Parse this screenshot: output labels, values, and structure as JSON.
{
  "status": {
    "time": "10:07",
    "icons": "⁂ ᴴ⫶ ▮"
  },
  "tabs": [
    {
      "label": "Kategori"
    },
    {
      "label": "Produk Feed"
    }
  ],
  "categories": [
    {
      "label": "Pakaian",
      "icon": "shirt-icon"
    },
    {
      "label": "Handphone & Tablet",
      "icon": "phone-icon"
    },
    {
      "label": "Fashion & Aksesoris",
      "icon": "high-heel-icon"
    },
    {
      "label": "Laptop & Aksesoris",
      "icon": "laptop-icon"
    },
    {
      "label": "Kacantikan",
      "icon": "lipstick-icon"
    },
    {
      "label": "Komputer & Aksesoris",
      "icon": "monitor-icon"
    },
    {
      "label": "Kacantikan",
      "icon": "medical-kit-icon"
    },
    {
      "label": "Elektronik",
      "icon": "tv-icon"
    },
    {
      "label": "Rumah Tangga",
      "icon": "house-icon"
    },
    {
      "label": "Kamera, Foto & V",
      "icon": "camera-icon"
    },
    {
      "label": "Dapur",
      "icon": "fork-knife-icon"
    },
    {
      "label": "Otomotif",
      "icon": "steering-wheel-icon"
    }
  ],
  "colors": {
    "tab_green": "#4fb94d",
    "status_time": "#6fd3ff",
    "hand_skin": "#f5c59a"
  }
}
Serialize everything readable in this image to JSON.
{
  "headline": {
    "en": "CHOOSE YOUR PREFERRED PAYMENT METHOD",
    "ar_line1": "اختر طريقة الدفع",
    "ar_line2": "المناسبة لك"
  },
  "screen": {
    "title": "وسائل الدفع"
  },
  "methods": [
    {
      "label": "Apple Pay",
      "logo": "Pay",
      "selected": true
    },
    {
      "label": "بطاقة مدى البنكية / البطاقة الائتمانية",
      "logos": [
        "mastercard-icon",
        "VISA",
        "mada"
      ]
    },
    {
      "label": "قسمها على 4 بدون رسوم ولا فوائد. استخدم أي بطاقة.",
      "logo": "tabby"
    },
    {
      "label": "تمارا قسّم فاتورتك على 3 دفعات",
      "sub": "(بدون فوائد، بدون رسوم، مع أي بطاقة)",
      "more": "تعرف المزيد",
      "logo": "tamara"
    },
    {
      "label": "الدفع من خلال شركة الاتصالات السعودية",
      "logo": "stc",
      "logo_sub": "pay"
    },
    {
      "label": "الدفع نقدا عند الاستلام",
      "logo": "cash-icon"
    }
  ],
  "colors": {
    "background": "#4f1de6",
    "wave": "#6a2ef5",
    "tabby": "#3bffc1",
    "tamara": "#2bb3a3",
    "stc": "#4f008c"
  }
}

══════════

■ TO BE DONE: Take each line containing the string "Aksesoris" and copy it out.

■ RESULT OF THE EXERCISE:
      "label": "Fashion & Aksesoris",
      "label": "Laptop & Aksesoris",
      "label": "Komputer & Aksesoris",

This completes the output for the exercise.